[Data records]
....................
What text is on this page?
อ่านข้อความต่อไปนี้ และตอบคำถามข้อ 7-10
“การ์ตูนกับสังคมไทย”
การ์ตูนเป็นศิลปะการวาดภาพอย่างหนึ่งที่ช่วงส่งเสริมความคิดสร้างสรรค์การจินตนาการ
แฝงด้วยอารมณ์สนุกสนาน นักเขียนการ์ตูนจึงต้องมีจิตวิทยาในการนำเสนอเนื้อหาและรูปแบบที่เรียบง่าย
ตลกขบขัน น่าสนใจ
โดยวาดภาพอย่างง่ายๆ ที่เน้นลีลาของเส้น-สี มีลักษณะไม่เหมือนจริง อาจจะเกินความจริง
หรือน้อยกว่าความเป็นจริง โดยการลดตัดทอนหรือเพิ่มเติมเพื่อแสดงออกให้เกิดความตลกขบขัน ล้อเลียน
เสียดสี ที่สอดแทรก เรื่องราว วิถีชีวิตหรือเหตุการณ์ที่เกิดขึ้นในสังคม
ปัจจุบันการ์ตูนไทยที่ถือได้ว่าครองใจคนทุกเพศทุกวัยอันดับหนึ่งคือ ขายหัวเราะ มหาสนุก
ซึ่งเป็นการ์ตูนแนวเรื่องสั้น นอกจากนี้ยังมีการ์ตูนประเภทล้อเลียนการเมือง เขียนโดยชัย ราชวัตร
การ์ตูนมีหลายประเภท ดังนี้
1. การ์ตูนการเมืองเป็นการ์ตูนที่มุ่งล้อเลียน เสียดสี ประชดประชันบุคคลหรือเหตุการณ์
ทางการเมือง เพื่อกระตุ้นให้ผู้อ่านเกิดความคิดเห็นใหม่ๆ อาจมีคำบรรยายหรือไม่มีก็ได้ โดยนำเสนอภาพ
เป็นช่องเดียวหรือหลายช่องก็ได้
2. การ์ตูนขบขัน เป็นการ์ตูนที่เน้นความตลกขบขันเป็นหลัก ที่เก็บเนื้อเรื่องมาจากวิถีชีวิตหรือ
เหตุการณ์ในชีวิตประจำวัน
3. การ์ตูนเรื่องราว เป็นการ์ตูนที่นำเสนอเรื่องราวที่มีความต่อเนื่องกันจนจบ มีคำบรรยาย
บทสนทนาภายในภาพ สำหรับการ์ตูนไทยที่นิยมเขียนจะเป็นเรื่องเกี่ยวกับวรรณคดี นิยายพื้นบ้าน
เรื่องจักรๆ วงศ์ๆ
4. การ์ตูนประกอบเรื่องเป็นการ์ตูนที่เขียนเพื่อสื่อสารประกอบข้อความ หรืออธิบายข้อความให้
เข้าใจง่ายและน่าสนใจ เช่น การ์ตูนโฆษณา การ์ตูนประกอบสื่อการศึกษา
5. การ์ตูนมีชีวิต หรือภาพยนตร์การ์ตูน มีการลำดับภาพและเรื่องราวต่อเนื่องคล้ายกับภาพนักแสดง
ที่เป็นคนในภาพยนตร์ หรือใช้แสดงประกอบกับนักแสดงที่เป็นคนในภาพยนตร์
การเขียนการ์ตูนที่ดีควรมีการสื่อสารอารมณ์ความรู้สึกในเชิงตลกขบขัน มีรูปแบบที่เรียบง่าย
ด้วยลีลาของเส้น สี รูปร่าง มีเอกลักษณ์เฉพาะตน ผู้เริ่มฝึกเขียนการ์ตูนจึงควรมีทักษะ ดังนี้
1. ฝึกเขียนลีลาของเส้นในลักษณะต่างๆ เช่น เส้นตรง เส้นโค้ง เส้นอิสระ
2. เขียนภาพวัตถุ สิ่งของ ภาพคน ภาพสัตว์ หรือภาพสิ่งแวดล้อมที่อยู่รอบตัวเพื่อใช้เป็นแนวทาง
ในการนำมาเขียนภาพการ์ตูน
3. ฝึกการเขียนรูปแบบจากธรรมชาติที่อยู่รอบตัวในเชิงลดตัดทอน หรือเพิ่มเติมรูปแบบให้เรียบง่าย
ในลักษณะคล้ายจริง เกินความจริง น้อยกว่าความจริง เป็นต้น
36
....................
Pick out every line above that holds the word "นไทยท" and copy it.

> **Written response**:
ปัจจุบันการ์ตูนไทยที่ถือได้ว่าครองใจคนทุกเพศทุกวัยอันดับหนึ่งคือ ขายหัวเราะ มหาสนุก
บทสนทนาภายในภาพ สำหรับการ์ตูนไทยที่นิยมเขียนจะเป็นเรื่องเกี่ยวกับวรรณคดี นิยายพื้นบ้าน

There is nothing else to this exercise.